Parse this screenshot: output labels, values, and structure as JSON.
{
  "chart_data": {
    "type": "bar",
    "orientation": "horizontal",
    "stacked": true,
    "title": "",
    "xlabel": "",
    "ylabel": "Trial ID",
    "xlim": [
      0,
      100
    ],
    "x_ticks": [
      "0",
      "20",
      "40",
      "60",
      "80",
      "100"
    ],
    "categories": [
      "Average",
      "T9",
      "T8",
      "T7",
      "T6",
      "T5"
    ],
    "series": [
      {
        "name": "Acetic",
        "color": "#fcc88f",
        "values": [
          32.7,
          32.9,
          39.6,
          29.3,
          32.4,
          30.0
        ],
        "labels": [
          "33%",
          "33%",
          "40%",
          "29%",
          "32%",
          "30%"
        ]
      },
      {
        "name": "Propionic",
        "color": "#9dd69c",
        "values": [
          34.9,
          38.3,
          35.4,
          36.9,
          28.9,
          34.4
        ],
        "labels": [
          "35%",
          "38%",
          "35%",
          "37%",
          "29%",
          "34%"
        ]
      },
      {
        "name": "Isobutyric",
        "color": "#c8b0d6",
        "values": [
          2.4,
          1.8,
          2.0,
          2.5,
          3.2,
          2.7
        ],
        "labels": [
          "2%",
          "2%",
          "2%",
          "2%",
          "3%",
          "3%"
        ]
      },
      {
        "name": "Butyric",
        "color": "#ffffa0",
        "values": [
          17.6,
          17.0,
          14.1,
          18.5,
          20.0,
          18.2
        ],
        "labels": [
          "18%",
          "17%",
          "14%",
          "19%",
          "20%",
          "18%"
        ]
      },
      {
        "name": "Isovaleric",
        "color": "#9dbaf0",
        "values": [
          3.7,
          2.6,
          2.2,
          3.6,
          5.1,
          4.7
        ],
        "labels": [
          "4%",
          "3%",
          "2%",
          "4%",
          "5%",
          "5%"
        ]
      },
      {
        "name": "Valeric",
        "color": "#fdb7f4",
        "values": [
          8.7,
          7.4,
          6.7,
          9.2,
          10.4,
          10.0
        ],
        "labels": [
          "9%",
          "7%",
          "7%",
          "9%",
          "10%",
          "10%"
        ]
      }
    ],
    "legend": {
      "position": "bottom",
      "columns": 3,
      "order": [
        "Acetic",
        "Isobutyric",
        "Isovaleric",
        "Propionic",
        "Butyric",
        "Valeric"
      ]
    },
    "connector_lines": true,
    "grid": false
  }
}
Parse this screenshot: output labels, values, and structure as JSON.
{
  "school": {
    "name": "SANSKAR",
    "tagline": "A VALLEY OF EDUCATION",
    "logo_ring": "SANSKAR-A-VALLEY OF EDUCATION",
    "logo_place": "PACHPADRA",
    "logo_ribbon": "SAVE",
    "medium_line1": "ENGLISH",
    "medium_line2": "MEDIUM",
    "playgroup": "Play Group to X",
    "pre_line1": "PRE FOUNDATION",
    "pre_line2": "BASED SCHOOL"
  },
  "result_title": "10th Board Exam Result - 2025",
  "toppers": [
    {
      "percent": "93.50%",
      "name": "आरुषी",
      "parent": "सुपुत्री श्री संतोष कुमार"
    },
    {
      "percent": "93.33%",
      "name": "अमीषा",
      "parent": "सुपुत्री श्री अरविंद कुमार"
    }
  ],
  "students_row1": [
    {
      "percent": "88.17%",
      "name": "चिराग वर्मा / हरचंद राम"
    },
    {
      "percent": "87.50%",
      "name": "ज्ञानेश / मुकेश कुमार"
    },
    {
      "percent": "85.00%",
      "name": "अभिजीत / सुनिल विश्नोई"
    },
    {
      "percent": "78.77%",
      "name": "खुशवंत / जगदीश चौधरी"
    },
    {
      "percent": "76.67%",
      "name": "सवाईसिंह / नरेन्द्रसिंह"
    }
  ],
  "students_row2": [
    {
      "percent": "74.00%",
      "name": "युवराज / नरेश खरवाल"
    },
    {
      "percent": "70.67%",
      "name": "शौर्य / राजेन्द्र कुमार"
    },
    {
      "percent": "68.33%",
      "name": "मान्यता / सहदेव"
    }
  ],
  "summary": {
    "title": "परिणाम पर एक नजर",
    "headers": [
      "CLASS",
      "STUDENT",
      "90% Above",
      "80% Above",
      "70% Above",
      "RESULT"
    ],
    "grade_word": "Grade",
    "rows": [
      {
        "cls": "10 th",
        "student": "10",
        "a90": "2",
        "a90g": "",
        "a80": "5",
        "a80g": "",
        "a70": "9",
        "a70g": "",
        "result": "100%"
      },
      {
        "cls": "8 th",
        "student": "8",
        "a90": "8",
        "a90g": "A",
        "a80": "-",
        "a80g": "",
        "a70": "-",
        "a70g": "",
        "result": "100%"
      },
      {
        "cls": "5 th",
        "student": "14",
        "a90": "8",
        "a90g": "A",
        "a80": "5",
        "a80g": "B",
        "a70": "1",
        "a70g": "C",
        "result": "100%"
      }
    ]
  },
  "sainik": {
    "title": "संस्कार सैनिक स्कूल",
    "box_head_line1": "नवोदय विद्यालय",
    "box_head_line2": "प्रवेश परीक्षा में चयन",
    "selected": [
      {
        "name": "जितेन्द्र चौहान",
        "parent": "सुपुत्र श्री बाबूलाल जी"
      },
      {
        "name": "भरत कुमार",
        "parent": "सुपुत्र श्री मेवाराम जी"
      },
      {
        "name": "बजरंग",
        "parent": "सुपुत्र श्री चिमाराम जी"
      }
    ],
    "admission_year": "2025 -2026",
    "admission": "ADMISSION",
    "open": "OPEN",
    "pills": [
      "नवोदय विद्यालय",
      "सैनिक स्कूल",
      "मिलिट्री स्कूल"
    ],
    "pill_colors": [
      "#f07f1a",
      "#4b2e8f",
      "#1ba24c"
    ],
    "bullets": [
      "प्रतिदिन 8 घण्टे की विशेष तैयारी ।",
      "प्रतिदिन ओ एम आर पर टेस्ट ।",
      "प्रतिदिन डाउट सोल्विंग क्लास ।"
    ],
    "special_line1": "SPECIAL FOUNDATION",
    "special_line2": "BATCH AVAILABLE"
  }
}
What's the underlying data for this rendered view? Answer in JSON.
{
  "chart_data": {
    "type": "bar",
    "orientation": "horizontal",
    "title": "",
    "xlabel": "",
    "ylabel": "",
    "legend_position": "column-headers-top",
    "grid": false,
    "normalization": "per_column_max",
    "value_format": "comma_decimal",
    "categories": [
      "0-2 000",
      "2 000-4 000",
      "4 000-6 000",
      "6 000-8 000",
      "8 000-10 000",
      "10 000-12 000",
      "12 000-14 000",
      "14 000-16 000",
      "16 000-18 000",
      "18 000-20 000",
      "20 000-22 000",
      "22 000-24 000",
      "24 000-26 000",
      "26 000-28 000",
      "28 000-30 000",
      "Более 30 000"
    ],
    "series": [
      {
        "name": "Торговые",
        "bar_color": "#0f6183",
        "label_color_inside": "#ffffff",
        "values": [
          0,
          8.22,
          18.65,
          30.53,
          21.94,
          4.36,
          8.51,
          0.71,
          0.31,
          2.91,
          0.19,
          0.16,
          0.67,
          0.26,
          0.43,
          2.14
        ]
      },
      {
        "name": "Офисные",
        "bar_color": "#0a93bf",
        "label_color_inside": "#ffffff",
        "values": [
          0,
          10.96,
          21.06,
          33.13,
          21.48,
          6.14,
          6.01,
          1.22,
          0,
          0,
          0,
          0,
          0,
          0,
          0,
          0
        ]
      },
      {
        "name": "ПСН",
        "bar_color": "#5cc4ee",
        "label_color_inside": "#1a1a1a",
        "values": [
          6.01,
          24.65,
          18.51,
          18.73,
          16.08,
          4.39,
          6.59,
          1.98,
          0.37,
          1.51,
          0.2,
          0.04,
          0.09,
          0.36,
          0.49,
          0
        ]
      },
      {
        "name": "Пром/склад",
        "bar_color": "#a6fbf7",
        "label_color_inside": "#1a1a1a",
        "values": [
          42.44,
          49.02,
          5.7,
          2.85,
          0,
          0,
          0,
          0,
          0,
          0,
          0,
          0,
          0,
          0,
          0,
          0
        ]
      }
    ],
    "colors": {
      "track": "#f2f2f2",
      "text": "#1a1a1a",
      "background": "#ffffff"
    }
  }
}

[TASK REQUIREMENTS] Going over the lines above, work out how many include "parent", then give only that number.

[FULL SOLUTION] 5